━━━ Listed records ━━━
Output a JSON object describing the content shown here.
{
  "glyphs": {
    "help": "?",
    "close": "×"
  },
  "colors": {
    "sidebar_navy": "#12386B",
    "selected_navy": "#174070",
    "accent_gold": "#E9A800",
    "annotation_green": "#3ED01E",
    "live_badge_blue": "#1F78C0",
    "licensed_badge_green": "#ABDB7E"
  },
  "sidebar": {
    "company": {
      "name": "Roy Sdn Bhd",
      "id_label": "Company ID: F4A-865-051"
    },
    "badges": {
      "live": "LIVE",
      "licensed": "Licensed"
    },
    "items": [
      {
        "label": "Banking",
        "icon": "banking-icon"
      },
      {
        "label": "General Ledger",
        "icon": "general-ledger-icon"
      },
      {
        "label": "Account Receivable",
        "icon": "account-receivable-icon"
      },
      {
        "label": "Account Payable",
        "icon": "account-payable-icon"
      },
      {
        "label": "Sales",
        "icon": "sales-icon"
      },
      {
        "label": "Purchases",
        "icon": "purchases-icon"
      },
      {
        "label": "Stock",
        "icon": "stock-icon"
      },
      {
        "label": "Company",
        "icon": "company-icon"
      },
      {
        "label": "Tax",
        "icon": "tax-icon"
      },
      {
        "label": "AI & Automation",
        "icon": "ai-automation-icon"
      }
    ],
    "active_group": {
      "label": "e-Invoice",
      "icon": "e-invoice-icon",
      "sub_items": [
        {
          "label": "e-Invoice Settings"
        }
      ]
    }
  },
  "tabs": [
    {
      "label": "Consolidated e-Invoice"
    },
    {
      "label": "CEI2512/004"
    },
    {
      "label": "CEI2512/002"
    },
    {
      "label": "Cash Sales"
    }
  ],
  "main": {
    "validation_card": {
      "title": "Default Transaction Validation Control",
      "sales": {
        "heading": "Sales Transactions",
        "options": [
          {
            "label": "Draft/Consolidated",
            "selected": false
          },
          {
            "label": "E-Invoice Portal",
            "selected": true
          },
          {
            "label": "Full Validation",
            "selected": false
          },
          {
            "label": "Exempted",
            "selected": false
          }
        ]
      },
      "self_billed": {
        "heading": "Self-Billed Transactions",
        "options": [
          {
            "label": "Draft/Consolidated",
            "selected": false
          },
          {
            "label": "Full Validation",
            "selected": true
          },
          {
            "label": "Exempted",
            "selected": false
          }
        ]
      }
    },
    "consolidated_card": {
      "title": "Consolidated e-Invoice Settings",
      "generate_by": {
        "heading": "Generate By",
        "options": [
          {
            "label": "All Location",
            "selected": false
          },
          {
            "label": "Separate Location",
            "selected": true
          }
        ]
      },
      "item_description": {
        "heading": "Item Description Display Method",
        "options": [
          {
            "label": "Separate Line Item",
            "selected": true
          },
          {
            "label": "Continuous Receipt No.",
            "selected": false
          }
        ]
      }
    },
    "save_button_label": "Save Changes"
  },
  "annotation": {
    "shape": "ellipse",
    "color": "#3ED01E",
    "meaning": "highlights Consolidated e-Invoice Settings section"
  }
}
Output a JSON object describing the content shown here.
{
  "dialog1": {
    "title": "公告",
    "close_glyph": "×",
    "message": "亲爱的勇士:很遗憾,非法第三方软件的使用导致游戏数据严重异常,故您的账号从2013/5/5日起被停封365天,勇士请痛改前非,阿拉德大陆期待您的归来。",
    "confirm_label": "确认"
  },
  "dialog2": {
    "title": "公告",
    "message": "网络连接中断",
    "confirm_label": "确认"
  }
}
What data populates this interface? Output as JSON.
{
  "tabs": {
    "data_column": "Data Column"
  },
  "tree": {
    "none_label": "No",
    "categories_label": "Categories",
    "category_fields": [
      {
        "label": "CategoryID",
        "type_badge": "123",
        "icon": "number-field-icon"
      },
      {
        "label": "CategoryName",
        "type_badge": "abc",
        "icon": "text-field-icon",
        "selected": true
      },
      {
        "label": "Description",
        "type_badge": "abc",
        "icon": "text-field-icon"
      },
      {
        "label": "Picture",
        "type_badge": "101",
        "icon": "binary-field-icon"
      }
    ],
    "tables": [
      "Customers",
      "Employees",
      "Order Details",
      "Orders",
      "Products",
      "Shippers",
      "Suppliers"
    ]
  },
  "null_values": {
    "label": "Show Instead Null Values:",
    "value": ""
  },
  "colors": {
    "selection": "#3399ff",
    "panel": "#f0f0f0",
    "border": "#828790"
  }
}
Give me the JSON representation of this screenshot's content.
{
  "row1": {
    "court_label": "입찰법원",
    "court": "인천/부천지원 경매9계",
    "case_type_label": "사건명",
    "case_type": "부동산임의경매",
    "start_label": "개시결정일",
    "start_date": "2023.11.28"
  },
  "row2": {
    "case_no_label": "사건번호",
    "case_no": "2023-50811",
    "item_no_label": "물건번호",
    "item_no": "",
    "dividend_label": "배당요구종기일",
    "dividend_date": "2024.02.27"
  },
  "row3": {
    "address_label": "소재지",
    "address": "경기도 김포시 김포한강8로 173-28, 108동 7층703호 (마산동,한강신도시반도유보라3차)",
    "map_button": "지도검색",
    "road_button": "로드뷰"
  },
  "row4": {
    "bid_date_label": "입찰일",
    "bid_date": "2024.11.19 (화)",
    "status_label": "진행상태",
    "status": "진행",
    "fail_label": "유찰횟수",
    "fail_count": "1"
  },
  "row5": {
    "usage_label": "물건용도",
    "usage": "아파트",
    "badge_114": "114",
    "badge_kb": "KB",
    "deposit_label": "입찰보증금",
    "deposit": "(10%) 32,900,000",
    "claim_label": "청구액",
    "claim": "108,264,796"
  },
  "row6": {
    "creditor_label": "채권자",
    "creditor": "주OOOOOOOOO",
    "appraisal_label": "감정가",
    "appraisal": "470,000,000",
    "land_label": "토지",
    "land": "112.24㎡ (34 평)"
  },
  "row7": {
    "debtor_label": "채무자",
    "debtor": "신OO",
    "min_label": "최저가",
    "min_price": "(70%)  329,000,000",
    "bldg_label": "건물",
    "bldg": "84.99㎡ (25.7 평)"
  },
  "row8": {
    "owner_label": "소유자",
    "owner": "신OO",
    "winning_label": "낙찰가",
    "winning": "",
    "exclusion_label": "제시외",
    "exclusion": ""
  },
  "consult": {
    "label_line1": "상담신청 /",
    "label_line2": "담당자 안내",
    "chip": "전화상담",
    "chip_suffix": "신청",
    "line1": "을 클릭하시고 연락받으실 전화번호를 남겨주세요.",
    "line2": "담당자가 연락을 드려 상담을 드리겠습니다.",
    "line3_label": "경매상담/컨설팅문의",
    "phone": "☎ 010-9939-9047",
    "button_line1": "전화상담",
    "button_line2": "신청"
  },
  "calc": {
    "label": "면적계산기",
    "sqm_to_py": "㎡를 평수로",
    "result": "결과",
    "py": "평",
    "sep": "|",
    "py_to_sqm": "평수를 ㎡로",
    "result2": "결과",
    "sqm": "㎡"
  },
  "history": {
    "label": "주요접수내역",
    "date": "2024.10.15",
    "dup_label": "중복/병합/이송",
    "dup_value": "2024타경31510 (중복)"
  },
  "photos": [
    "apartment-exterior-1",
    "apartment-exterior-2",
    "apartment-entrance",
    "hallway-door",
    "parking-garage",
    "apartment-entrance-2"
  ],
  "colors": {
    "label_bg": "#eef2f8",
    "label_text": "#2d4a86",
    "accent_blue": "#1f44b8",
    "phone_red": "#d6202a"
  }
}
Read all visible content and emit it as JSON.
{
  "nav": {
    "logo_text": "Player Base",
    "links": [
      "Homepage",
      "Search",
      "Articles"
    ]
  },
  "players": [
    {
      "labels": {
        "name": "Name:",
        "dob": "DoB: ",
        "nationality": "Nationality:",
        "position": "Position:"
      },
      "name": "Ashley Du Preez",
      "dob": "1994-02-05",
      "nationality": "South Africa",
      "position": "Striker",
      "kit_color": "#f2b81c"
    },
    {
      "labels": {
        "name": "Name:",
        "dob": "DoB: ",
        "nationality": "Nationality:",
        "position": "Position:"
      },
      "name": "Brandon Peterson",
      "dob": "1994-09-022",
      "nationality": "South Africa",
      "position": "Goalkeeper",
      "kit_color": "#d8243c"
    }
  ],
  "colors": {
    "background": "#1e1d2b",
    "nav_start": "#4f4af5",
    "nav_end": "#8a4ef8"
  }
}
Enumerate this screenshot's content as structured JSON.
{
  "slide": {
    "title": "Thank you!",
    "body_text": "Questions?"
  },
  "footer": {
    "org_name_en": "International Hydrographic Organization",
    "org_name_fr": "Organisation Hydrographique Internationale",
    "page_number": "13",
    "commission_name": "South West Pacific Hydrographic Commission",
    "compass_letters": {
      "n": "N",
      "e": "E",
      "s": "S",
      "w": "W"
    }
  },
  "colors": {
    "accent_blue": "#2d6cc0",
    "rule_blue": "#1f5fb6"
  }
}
━━━
● Task objective: In the listing above, find the line with "Read all visible content and emit it as JSON." and set down that line and all after it exactly, through the final line.

● Expected output:
Read all visible content and emit it as JSON.
{
  "nav": {
    "logo_text": "Player Base",
    "links": [
      "Homepage",
      "Search",
      "Articles"
    ]
  },
  "players": [
    {
      "labels": {
        "name": "Name:",
        "dob": "DoB: ",
        "nationality": "Nationality:",
        "position": "Position:"
      },
      "name": "Ashley Du Preez",
      "dob": "1994-02-05",
      "nationality": "South Africa",
      "position": "Striker",
      "kit_color": "#f2b81c"
    },
    {
      "labels": {
        "name": "Name:",
        "dob": "DoB: ",
        "nationality": "Nationality:",
        "position": "Position:"
      },
      "name": "Brandon Peterson",
      "dob": "1994-09-022",
      "nationality": "South Africa",
      "position": "Goalkeeper",
      "kit_color": "#d8243c"
    }
  ],
  "colors": {
    "background": "#1e1d2b",
    "nav_start": "#4f4af5",
    "nav_end": "#8a4ef8"
  }
}
Enumerate this screenshot's content as structured JSON.
{
  "slide": {
    "title": "Thank you!",
    "body_text": "Questions?"
  },
  "footer": {
    "org_name_en": "International Hydrographic Organization",
    "org_name_fr": "Organisation Hydrographique Internationale",
    "page_number": "13",
    "commission_name": "South West Pacific Hydrographic Commission",
    "compass_letters": {
      "n": "N",
      "e": "E",
      "s": "S",
      "w": "W"
    }
  },
  "colors": {
    "accent_blue": "#2d6cc0",
    "rule_blue": "#1f5fb6"
  }
}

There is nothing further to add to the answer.